===== Material to process =====
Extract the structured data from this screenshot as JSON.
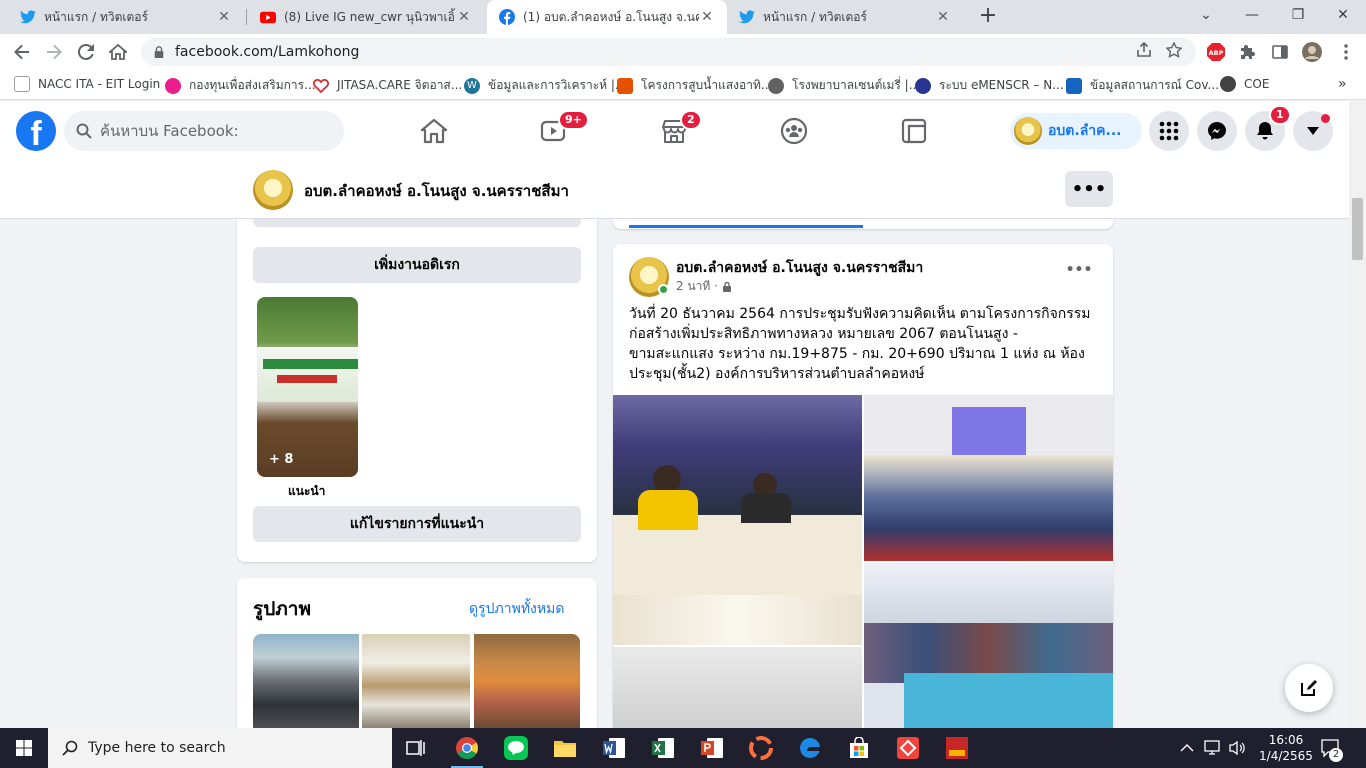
{
  "browser": {
    "tabs": [
      {
        "title": "หน้าแรก / ทวิตเตอร์",
        "icon": "twitter-icon"
      },
      {
        "title": "(8) Live IG new_cwr นุนิวพาเอิ้ยซัมเ",
        "icon": "youtube-icon"
      },
      {
        "title": "(1) อบต.ลำคอหงษ์ อ.โนนสูง จ.นครราชสีมา",
        "icon": "facebook-icon"
      },
      {
        "title": "หน้าแรก / ทวิตเตอร์",
        "icon": "twitter-icon"
      }
    ],
    "url": "facebook.com/Lamkohong",
    "bookmarks": [
      {
        "label": "NACC ITA - EIT Login",
        "color": "#9e9e9e"
      },
      {
        "label": "กองทุนเพื่อส่งเสริมการ...",
        "color": "#e91e8c"
      },
      {
        "label": "JITASA.CARE จิตอาส...",
        "color": "#d32f2f"
      },
      {
        "label": "ข้อมูลและการวิเคราะห์ |...",
        "color": "#21759b"
      },
      {
        "label": "โครงการสูบน้ำแสงอาทิ...",
        "color": "#e65100"
      },
      {
        "label": "โรงพยาบาลเซนต์เมรี่ |...",
        "color": "#616161"
      },
      {
        "label": "ระบบ eMENSCR – N...",
        "color": "#283593"
      },
      {
        "label": "ข้อมูลสถานการณ์ Cov...",
        "color": "#1565c0"
      },
      {
        "label": "COE",
        "color": "#424242"
      }
    ],
    "ext_abp": "ABP"
  },
  "fb": {
    "search_placeholder": "ค้นหาบน Facebook:",
    "watch_badge": "9+",
    "marketplace_badge": "2",
    "notif_badge": "1",
    "profile_name": "อบต.ลำค..."
  },
  "page": {
    "name": "อบต.ลำคอหงษ์ อ.โนนสูง จ.นครราชสีมา",
    "more_label": "•••"
  },
  "left": {
    "add_featured": "เพิ่มงานอดิเรก",
    "featured_more": "+ 8",
    "featured_caption": "แนะนำ",
    "edit_featured": "แก้ไขรายการที่แนะนำ",
    "photos_title": "รูปภาพ",
    "photos_link": "ดูรูปภาพทั้งหมด"
  },
  "post": {
    "author": "อบต.ลำคอหงษ์ อ.โนนสูง จ.นครราชสีมา",
    "time": "2 นาที ·",
    "more": "•••",
    "lines": [
      "วันที่ 20 ธันวาคม 2564 การประชุมรับฟังความคิดเห็น ตามโครงการกิจกรรม",
      "ก่อสร้างเพิ่มประสิทธิภาพทางหลวง หมายเลข 2067 ตอนโนนสูง -",
      "ขามสะแกแสง ระหว่าง กม.19+875 - กม. 20+690 ปริมาณ 1 แห่ง  ณ ห้อง",
      "ประชุม(ชั้น2) องค์การบริหารส่วนตำบลลำคอหงษ์"
    ]
  },
  "taskbar": {
    "search_placeholder": "Type here to search",
    "time": "16:06",
    "date": "1/4/2565",
    "notif_count": "2"
  }
}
=====
Request:
Give every line back word for word and leave the pictures out.

Result for this task:
Extract the structured data from this screenshot as JSON.
{
  "browser": {
    "tabs": [
      {
        "title": "หน้าแรก / ทวิตเตอร์",
        "icon": "twitter-icon"
      },
      {
        "title": "(8) Live IG new_cwr นุนิวพาเอิ้ยซัมเ",
        "icon": "youtube-icon"
      },
      {
        "title": "(1) อบต.ลำคอหงษ์ อ.โนนสูง จ.นครราชสีมา",
        "icon": "facebook-icon"
      },
      {
        "title": "หน้าแรก / ทวิตเตอร์",
        "icon": "twitter-icon"
      }
    ],
    "url": "facebook.com/Lamkohong",
    "bookmarks": [
      {
        "label": "NACC ITA - EIT Login",
        "color": "#9e9e9e"
      },
      {
        "label": "กองทุนเพื่อส่งเสริมการ...",
        "color": "#e91e8c"
      },
      {
        "label": "JITASA.CARE จิตอาส...",
        "color": "#d32f2f"
      },
      {
        "label": "ข้อมูลและการวิเคราะห์ |...",
        "color": "#21759b"
      },
      {
        "label": "โครงการสูบน้ำแสงอาทิ...",
        "color": "#e65100"
      },
      {
        "label": "โรงพยาบาลเซนต์เมรี่ |...",
        "color": "#616161"
      },
      {
        "label": "ระบบ eMENSCR – N...",
        "color": "#283593"
      },
      {
        "label": "ข้อมูลสถานการณ์ Cov...",
        "color": "#1565c0"
      },
      {
        "label": "COE",
        "color": "#424242"
      }
    ],
    "ext_abp": "ABP"
  },
  "fb": {
    "search_placeholder": "ค้นหาบน Facebook:",
    "watch_badge": "9+",
    "marketplace_badge": "2",
    "notif_badge": "1",
    "profile_name": "อบต.ลำค..."
  },
  "page": {
    "name": "อบต.ลำคอหงษ์ อ.โนนสูง จ.นครราชสีมา",
    "more_label": "•••"
  },
  "left": {
    "add_featured": "เพิ่มงานอดิเรก",
    "featured_more": "+ 8",
    "featured_caption": "แนะนำ",
    "edit_featured": "แก้ไขรายการที่แนะนำ",
    "photos_title": "รูปภาพ",
    "photos_link": "ดูรูปภาพทั้งหมด"
  },
  "post": {
    "author": "อบต.ลำคอหงษ์ อ.โนนสูง จ.นครราชสีมา",
    "time": "2 นาที ·",
    "more": "•••",
    "lines": [
      "วันที่ 20 ธันวาคม 2564 การประชุมรับฟังความคิดเห็น ตามโครงการกิจกรรม",
      "ก่อสร้างเพิ่มประสิทธิภาพทางหลวง หมายเลข 2067 ตอนโนนสูง -",
      "ขามสะแกแสง ระหว่าง กม.19+875 - กม. 20+690 ปริมาณ 1 แห่ง  ณ ห้อง",
      "ประชุม(ชั้น2) องค์การบริหารส่วนตำบลลำคอหงษ์"
    ]
  },
  "taskbar": {
    "search_placeholder": "Type here to search",
    "time": "16:06",
    "date": "1/4/2565",
    "notif_count": "2"
  }
}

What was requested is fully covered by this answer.